▶ _What the task requires_:
Reproduce the listing exactly and skip over any pictures.

** start Records for the task **

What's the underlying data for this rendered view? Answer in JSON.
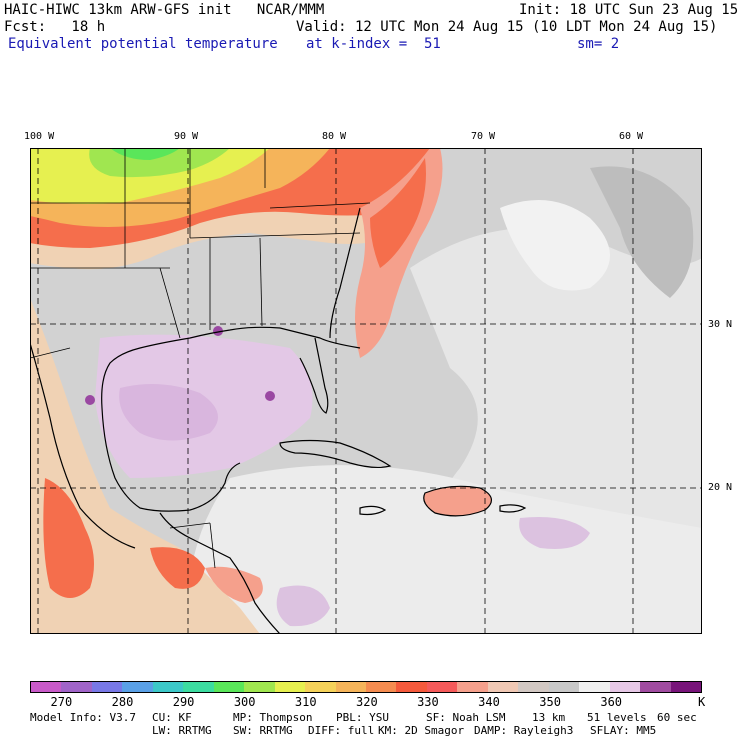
{
  "header": {
    "line1_left": "HAIC-HIWC 13km ARW-GFS init   NCAR/MMM",
    "line1_right": "Init: 18 UTC Sun 23 Aug 15",
    "line2_left": "Fcst:   18 h",
    "line2_right": "Valid: 12 UTC Mon 24 Aug 15 (10 LDT Mon 24 Aug 15)",
    "field_name": "Equivalent potential temperature",
    "level_label": "at k-index =  51",
    "smoothing": "sm= 2"
  },
  "map": {
    "longitude_labels": [
      "100 W",
      "90 W",
      "80 W",
      "70 W",
      "60 W"
    ],
    "latitude_labels": [
      "30 N",
      "20 N"
    ],
    "region": "Gulf of Mexico, Caribbean, southeastern United States, western Atlantic"
  },
  "colorbar": {
    "colors": [
      "#c85ac8",
      "#a064c8",
      "#7878e6",
      "#5aa0e6",
      "#3cc8c8",
      "#3cdca0",
      "#5ae65a",
      "#a0e650",
      "#e6f050",
      "#f5d25a",
      "#f5b45a",
      "#f58c50",
      "#f55a3c",
      "#f55a5a",
      "#f5a08c",
      "#f0c8b4",
      "#d2c8c3",
      "#c8c8c8",
      "#f0f0f0",
      "#e6c8e6",
      "#a04ca0",
      "#78147a"
    ],
    "tick_labels": [
      "270",
      "280",
      "290",
      "300",
      "310",
      "320",
      "330",
      "340",
      "350",
      "360"
    ],
    "unit": "K"
  },
  "footer": {
    "row1": [
      "Model Info: V3.7",
      "CU: KF",
      "MP: Thompson",
      "PBL: YSU",
      "SF: Noah LSM",
      "13 km",
      "51 levels",
      "60 sec"
    ],
    "row2": [
      "LW: RRTMG",
      "SW: RRTMG",
      "DIFF: full",
      "KM: 2D Smagor",
      "DAMP: Rayleigh3",
      "SFLAY: MM5"
    ]
  }
}
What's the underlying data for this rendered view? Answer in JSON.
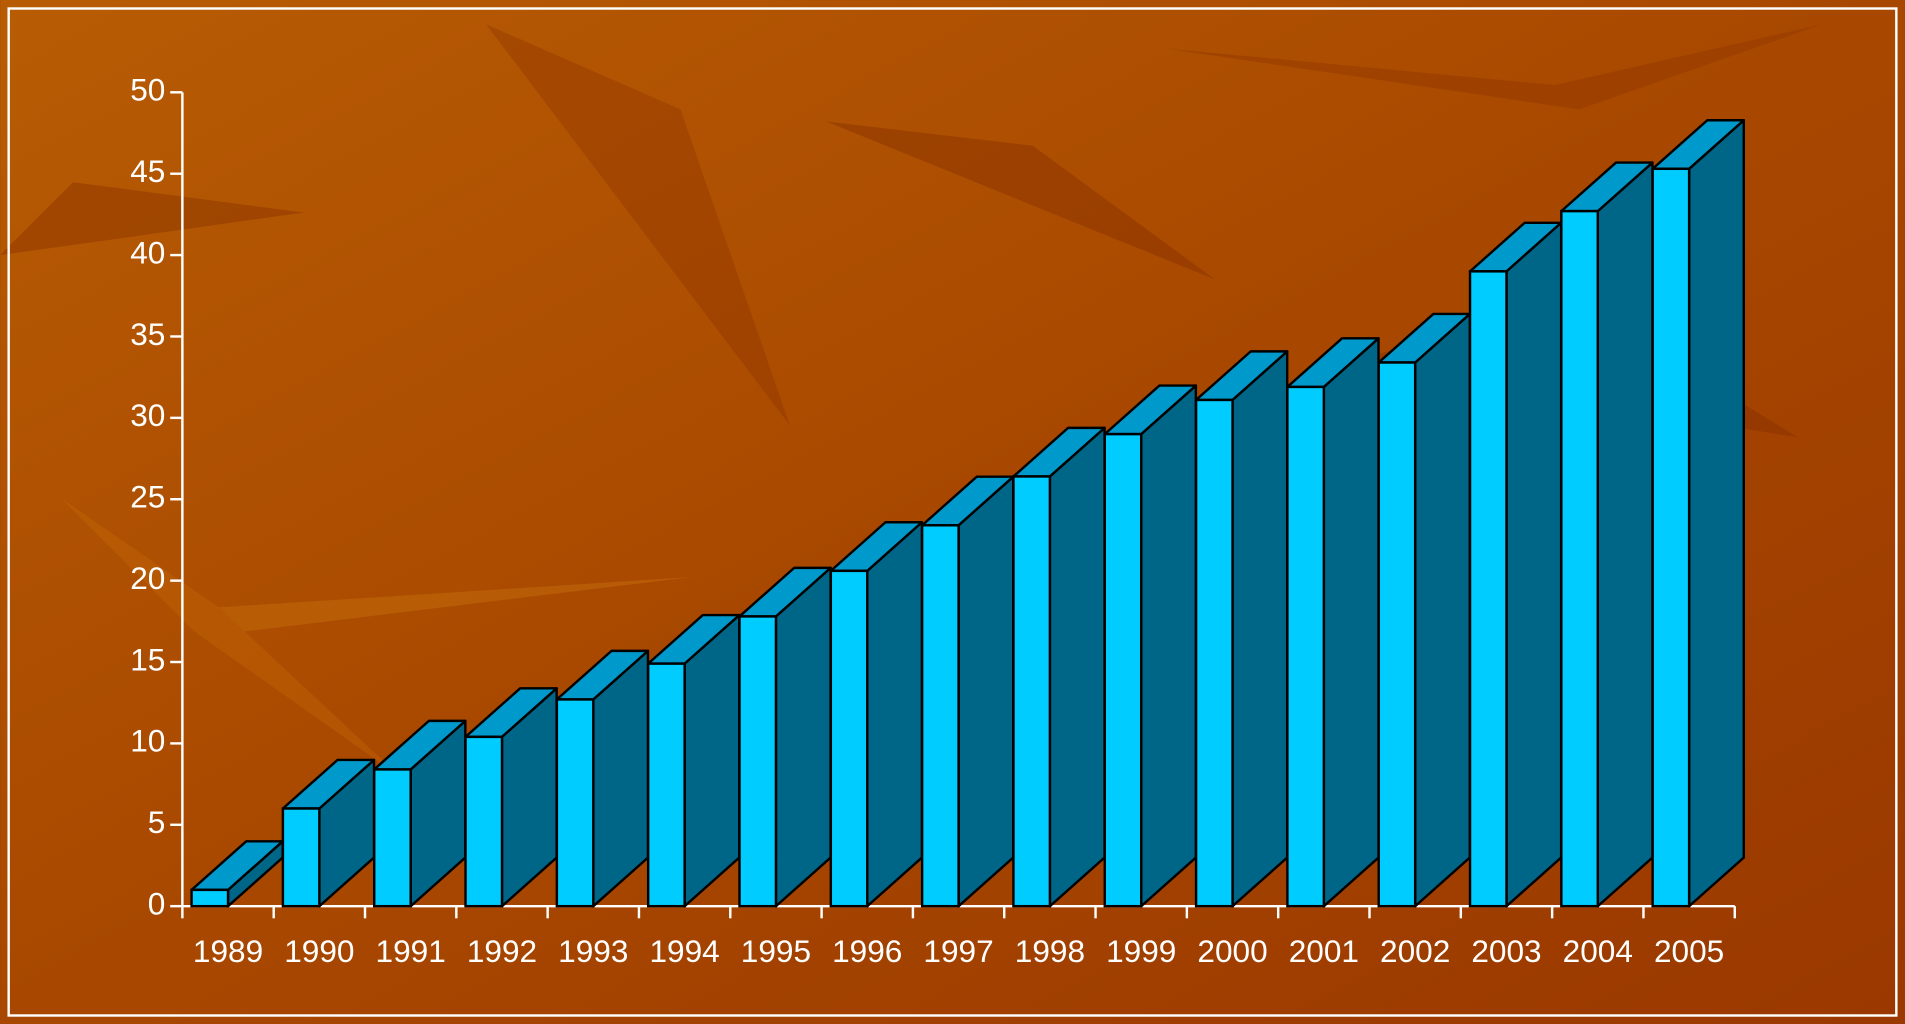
{
  "chart_data": {
    "type": "bar3d",
    "categories": [
      "1989",
      "1990",
      "1991",
      "1992",
      "1993",
      "1994",
      "1995",
      "1996",
      "1997",
      "1998",
      "1999",
      "2000",
      "2001",
      "2002",
      "2003",
      "2004",
      "2005"
    ],
    "values": [
      1.0,
      6.0,
      8.4,
      10.4,
      12.7,
      14.9,
      17.8,
      20.6,
      23.4,
      26.4,
      29.0,
      31.1,
      31.9,
      33.4,
      39.0,
      42.7,
      45.3
    ],
    "color": "#00ccff",
    "ylim": [
      0,
      50
    ],
    "yticks": [
      0,
      5,
      10,
      15,
      20,
      25,
      30,
      35,
      40,
      45,
      50
    ],
    "grid": false
  }
}
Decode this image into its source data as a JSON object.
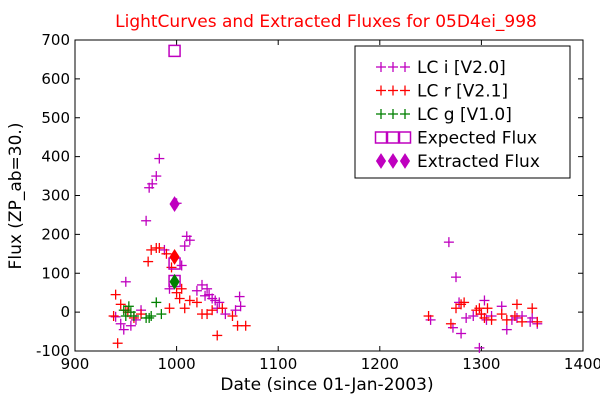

** end Records for the task **

▶ _Output below_:
What's the underlying data for this rendered view? Answer in JSON.
{
  "header": {
    "line1_left": "HAIC-HIWC 13km ARW-GFS init   NCAR/MMM",
    "line1_right": "Init: 18 UTC Sun 23 Aug 15",
    "line2_left": "Fcst:   18 h",
    "line2_right": "Valid: 12 UTC Mon 24 Aug 15 (10 LDT Mon 24 Aug 15)",
    "field_name": "Equivalent potential temperature",
    "level_label": "at k-index =  51",
    "smoothing": "sm= 2"
  },
  "map": {
    "longitude_labels": [
      "100 W",
      "90 W",
      "80 W",
      "70 W",
      "60 W"
    ],
    "latitude_labels": [
      "30 N",
      "20 N"
    ],
    "region": "Gulf of Mexico, Caribbean, southeastern United States, western Atlantic"
  },
  "colorbar": {
    "colors": [
      "#c85ac8",
      "#a064c8",
      "#7878e6",
      "#5aa0e6",
      "#3cc8c8",
      "#3cdca0",
      "#5ae65a",
      "#a0e650",
      "#e6f050",
      "#f5d25a",
      "#f5b45a",
      "#f58c50",
      "#f55a3c",
      "#f55a5a",
      "#f5a08c",
      "#f0c8b4",
      "#d2c8c3",
      "#c8c8c8",
      "#f0f0f0",
      "#e6c8e6",
      "#a04ca0",
      "#78147a"
    ],
    "tick_labels": [
      "270",
      "280",
      "290",
      "300",
      "310",
      "320",
      "330",
      "340",
      "350",
      "360"
    ],
    "unit": "K"
  },
  "footer": {
    "row1": [
      "Model Info: V3.7",
      "CU: KF",
      "MP: Thompson",
      "PBL: YSU",
      "SF: Noah LSM",
      "13 km",
      "51 levels",
      "60 sec"
    ],
    "row2": [
      "LW: RRTMG",
      "SW: RRTMG",
      "DIFF: full",
      "KM: 2D Smagor",
      "DAMP: Rayleigh3",
      "SFLAY: MM5"
    ]
  }
}
What's the underlying data for this rendered view? Answer in JSON.
{
  "chart_data": {
    "type": "bar3d",
    "categories": [
      "1989",
      "1990",
      "1991",
      "1992",
      "1993",
      "1994",
      "1995",
      "1996",
      "1997",
      "1998",
      "1999",
      "2000",
      "2001",
      "2002",
      "2003",
      "2004",
      "2005"
    ],
    "values": [
      1.0,
      6.0,
      8.4,
      10.4,
      12.7,
      14.9,
      17.8,
      20.6,
      23.4,
      26.4,
      29.0,
      31.1,
      31.9,
      33.4,
      39.0,
      42.7,
      45.3
    ],
    "color": "#00ccff",
    "ylim": [
      0,
      50
    ],
    "yticks": [
      0,
      5,
      10,
      15,
      20,
      25,
      30,
      35,
      40,
      45,
      50
    ],
    "grid": false
  }
}
Decode this image into its source data as a JSON object.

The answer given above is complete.